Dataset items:
★ ★ ★ ★
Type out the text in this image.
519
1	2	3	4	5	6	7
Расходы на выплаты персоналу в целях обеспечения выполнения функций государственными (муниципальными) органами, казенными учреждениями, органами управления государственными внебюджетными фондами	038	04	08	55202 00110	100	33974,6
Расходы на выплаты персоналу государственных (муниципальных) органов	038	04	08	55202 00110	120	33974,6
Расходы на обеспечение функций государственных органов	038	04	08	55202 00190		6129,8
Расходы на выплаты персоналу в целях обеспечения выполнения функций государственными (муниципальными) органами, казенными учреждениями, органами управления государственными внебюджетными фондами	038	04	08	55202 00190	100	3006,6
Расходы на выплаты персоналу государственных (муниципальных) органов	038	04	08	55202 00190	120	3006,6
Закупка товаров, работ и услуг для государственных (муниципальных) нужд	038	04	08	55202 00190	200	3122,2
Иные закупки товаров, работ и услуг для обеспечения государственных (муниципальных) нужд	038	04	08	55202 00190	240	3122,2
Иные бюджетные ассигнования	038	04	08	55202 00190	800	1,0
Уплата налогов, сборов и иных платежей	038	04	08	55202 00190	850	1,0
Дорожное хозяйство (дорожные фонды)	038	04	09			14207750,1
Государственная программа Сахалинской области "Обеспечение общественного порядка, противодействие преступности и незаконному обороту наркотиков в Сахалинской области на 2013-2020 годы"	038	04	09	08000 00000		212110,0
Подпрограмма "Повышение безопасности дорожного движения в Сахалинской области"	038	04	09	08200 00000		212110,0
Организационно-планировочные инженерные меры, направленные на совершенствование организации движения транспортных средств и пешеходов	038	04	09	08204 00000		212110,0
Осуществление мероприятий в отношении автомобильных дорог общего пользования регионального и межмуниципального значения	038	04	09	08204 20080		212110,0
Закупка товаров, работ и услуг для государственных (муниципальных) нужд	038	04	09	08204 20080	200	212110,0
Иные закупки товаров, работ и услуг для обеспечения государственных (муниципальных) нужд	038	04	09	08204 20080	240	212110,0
★ ★ ★ ★
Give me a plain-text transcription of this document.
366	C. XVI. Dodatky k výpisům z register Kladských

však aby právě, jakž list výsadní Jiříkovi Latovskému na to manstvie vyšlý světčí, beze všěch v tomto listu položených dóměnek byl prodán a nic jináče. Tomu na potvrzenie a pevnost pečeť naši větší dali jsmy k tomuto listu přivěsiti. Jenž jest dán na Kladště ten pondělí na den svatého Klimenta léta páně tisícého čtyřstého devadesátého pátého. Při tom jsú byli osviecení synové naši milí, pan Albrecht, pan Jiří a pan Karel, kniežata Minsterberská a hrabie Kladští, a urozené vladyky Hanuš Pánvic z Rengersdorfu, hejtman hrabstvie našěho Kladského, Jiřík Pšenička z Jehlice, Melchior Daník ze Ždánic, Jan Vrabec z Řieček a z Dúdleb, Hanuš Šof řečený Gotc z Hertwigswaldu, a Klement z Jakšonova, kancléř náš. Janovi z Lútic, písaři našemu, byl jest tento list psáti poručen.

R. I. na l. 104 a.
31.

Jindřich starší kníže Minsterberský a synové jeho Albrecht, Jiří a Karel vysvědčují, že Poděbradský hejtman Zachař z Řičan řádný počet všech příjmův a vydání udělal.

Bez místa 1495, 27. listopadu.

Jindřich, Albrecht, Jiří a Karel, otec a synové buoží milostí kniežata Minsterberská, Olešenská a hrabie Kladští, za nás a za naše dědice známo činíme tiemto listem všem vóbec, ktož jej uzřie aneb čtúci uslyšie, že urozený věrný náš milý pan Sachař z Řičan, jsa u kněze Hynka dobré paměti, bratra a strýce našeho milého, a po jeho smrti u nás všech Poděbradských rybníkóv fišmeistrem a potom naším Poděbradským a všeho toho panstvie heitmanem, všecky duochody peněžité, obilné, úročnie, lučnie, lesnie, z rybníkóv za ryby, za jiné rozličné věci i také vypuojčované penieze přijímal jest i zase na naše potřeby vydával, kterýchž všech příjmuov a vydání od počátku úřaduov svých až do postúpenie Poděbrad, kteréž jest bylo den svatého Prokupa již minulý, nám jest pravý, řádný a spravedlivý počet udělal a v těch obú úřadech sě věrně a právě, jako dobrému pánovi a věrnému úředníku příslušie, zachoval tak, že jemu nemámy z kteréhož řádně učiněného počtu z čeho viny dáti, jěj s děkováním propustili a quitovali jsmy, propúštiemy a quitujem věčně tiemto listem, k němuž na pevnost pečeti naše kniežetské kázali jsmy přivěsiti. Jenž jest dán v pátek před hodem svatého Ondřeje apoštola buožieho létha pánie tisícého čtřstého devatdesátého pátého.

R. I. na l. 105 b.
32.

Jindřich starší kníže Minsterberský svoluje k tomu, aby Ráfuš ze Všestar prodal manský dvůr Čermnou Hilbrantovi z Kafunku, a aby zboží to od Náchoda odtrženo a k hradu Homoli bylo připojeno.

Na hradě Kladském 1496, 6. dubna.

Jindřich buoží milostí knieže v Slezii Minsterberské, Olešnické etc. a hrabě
★ ★ ★ ★
Written instruction: Select every line of the records holding the string "Сахалинской".

Worked answer:
Государственная программа Сахалинской области "Обеспечение общественного порядка, противодействие преступности и незаконному обороту наркотиков в Сахалинской области на 2013-2020 годы"	038	04	09	08000 00000		212110,0
Подпрограмма "Повышение безопасности дорожного движения в Сахалинской области"	038	04	09	08200 00000		212110,0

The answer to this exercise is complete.